■ Task to carry out:
Scan the records below for lines with the word "động", then state how many you find and nothing else.

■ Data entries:
⁂
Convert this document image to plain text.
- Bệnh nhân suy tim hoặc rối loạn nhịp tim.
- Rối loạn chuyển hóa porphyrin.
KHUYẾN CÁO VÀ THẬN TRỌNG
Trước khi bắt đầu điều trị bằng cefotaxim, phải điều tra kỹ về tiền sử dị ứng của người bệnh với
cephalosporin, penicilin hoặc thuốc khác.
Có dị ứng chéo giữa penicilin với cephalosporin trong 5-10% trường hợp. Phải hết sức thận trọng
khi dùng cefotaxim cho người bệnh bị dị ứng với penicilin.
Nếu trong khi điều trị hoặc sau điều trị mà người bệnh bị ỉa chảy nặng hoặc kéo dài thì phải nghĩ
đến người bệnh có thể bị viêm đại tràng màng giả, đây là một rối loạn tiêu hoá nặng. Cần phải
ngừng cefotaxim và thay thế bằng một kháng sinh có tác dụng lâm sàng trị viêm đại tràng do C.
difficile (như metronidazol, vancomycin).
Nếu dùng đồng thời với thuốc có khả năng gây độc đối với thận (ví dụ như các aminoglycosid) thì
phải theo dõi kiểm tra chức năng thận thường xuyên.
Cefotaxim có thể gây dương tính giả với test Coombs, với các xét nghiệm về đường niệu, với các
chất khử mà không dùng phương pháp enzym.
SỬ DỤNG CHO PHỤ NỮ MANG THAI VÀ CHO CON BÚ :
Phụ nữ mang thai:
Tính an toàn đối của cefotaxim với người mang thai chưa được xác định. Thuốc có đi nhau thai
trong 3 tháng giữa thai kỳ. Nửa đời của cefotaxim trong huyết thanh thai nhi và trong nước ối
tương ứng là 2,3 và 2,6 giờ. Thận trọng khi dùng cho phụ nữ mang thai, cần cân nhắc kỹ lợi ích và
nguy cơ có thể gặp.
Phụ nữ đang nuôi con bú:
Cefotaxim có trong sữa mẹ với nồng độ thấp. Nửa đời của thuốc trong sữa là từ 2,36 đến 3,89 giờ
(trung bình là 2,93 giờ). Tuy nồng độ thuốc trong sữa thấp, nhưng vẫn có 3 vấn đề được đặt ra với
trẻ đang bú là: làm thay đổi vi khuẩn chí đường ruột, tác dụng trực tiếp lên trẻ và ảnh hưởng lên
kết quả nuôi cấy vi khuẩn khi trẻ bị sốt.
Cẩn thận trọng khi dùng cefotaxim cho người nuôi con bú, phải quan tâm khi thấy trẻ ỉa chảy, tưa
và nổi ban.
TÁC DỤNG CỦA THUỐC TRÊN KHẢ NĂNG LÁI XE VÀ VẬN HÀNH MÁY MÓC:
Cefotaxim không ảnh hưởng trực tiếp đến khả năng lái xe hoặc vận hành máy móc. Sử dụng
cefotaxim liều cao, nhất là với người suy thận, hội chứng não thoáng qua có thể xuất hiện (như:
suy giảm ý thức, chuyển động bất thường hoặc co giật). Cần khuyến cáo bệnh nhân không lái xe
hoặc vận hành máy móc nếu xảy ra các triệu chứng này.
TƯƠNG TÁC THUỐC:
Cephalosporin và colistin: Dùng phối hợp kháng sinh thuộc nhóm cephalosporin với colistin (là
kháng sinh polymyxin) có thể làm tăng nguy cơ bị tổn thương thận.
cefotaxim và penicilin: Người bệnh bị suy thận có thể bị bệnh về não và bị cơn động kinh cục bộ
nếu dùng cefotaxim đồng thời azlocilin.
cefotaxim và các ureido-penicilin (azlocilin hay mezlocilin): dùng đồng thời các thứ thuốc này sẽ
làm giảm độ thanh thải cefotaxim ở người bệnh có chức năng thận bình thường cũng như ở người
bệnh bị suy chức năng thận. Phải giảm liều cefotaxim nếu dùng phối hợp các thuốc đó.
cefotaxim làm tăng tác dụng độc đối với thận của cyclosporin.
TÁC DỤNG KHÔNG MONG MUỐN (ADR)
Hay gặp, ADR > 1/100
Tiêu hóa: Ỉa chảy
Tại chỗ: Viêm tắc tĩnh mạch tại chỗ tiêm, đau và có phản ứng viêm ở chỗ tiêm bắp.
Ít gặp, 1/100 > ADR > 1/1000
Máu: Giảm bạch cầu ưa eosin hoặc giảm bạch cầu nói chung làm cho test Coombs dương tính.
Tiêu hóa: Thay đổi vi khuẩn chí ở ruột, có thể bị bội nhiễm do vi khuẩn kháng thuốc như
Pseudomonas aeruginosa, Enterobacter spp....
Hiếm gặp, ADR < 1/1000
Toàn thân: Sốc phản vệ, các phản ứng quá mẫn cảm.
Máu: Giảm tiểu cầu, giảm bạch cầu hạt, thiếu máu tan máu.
⁂
■ Expected output:
2